| Do this |
Your answer is a single number: the count of lines that contain the string "true".

------------------------

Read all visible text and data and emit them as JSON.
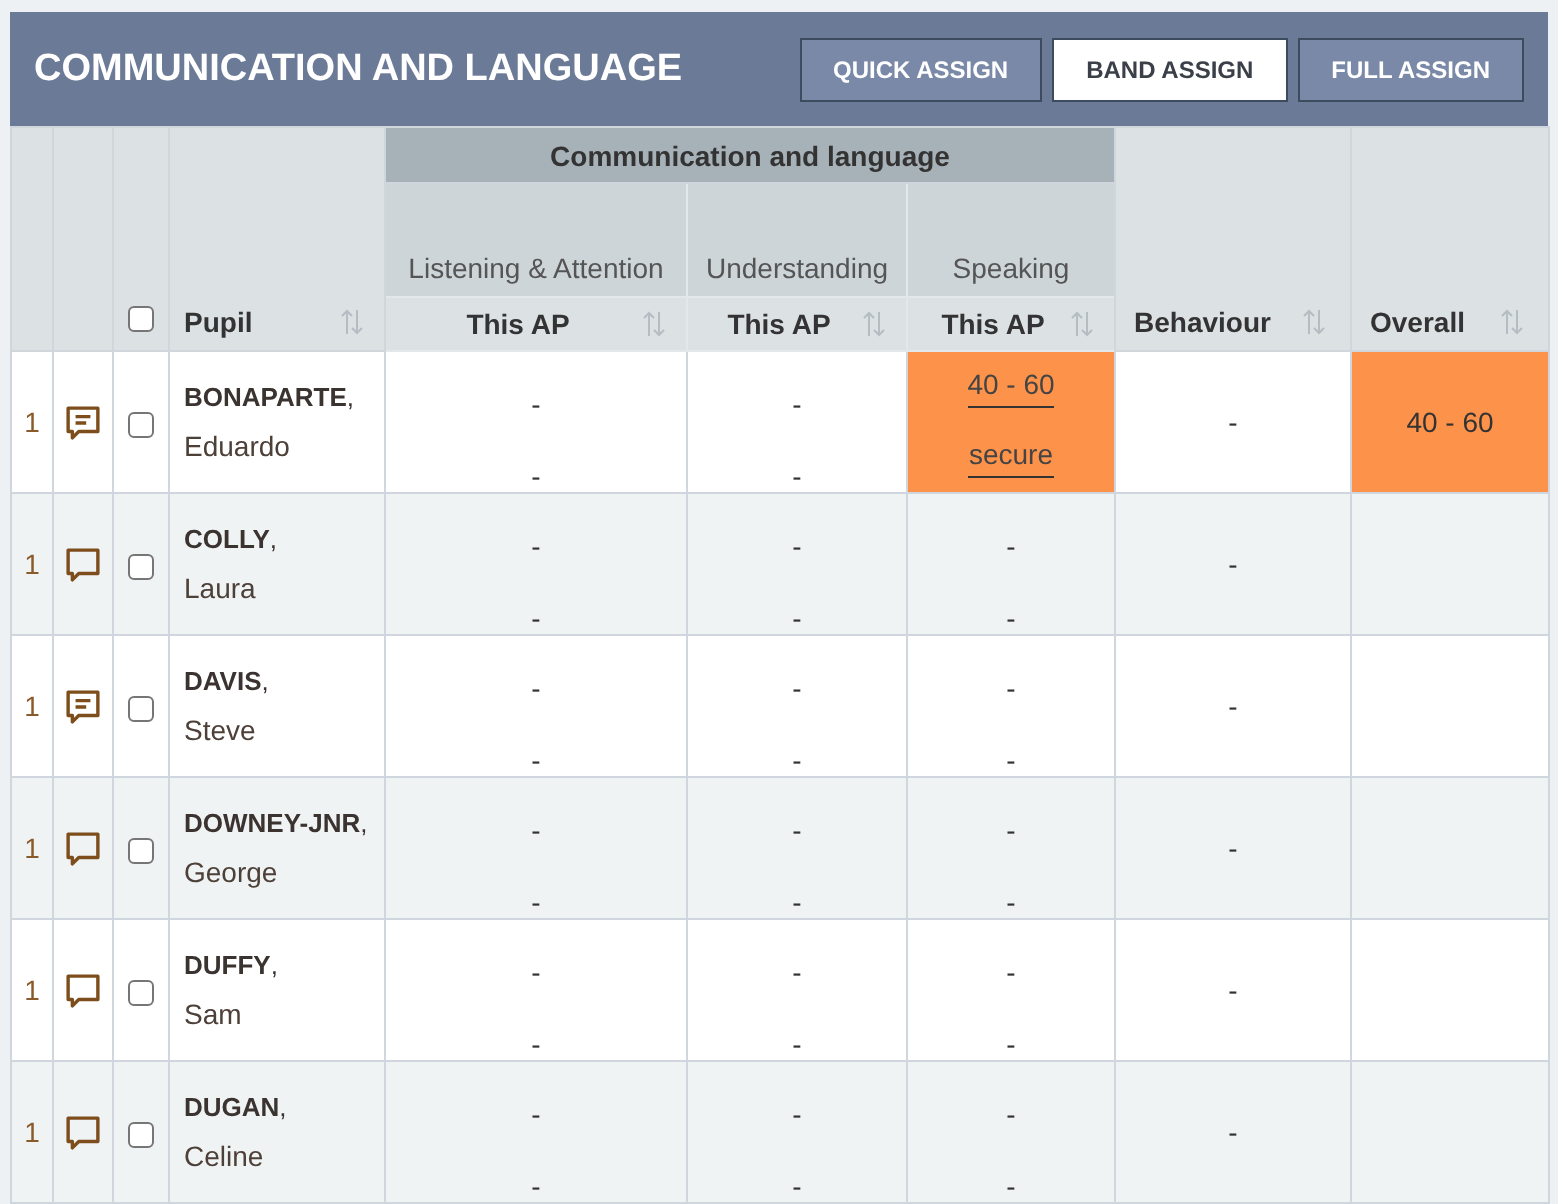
{
  "header": {
    "title": "COMMUNICATION AND LANGUAGE",
    "buttons": [
      {
        "label": "QUICK ASSIGN",
        "selected": false
      },
      {
        "label": "BAND ASSIGN",
        "selected": true
      },
      {
        "label": "FULL ASSIGN",
        "selected": false
      }
    ]
  },
  "table": {
    "select_all": {
      "checked": false
    },
    "pupil_heading": "Pupil",
    "group_heading": "Communication and language",
    "aspects": [
      {
        "name": "Listening & Attention",
        "heading": "This AP"
      },
      {
        "name": "Understanding",
        "heading": "This AP"
      },
      {
        "name": "Speaking",
        "heading": "This AP"
      }
    ],
    "behaviour_heading": "Behaviour",
    "overall_heading": "Overall",
    "rows": [
      {
        "number": "1",
        "has_comments": true,
        "checked": false,
        "surname": "**BONAPARTE**,",
        "first_name": "Eduardo",
        "aspects": [
          {
            "band": "-",
            "step": "-",
            "highlighted": false
          },
          {
            "band": "-",
            "step": "-",
            "highlighted": false
          },
          {
            "band": "40 - 60",
            "step": "secure",
            "highlighted": true
          }
        ],
        "behaviour": "-",
        "overall": {
          "value": "40 - 60",
          "highlighted": true
        }
      },
      {
        "number": "1",
        "has_comments": false,
        "checked": false,
        "surname": "**COLLY**,",
        "first_name": "Laura",
        "aspects": [
          {
            "band": "-",
            "step": "-",
            "highlighted": false
          },
          {
            "band": "-",
            "step": "-",
            "highlighted": false
          },
          {
            "band": "-",
            "step": "-",
            "highlighted": false
          }
        ],
        "behaviour": "-",
        "overall": {
          "highlighted": false
        }
      },
      {
        "number": "1",
        "has_comments": true,
        "checked": false,
        "surname": "**DAVIS**,",
        "first_name": "Steve",
        "aspects": [
          {
            "band": "-",
            "step": "-",
            "highlighted": false
          },
          {
            "band": "-",
            "step": "-",
            "highlighted": false
          },
          {
            "band": "-",
            "step": "-",
            "highlighted": false
          }
        ],
        "behaviour": "-",
        "overall": {
          "highlighted": false
        }
      },
      {
        "number": "1",
        "has_comments": false,
        "checked": false,
        "surname": "**DOWNEY-JNR**,",
        "first_name": "George",
        "aspects": [
          {
            "band": "-",
            "step": "-",
            "highlighted": false
          },
          {
            "band": "-",
            "step": "-",
            "highlighted": false
          },
          {
            "band": "-",
            "step": "-",
            "highlighted": false
          }
        ],
        "behaviour": "-",
        "overall": {
          "highlighted": false
        }
      },
      {
        "number": "1",
        "has_comments": false,
        "checked": false,
        "surname": "**DUFFY**,",
        "first_name": "Sam",
        "aspects": [
          {
            "band": "-",
            "step": "-",
            "highlighted": false
          },
          {
            "band": "-",
            "step": "-",
            "highlighted": false
          },
          {
            "band": "-",
            "step": "-",
            "highlighted": false
          }
        ],
        "behaviour": "-",
        "overall": {
          "highlighted": false
        }
      },
      {
        "number": "1",
        "has_comments": false,
        "checked": false,
        "surname": "**DUGAN**,",
        "first_name": "Celine",
        "aspects": [
          {
            "band": "-",
            "step": "-",
            "highlighted": false
          },
          {
            "band": "-",
            "step": "-",
            "highlighted": false
          },
          {
            "band": "-",
            "step": "-",
            "highlighted": false
          }
        ],
        "behaviour": "-",
        "overall": {
          "highlighted": false
        }
      }
    ]
  }
}
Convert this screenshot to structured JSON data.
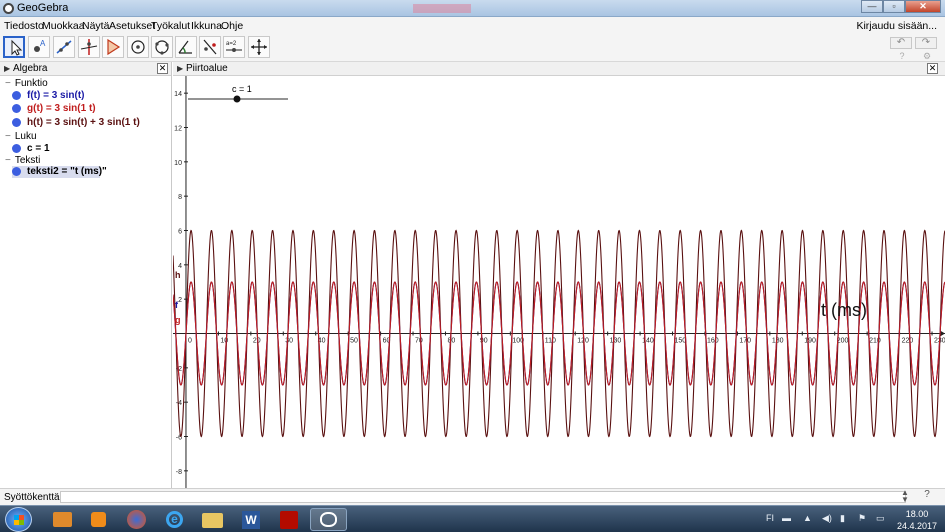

------------------------

| Output for this exercise |
5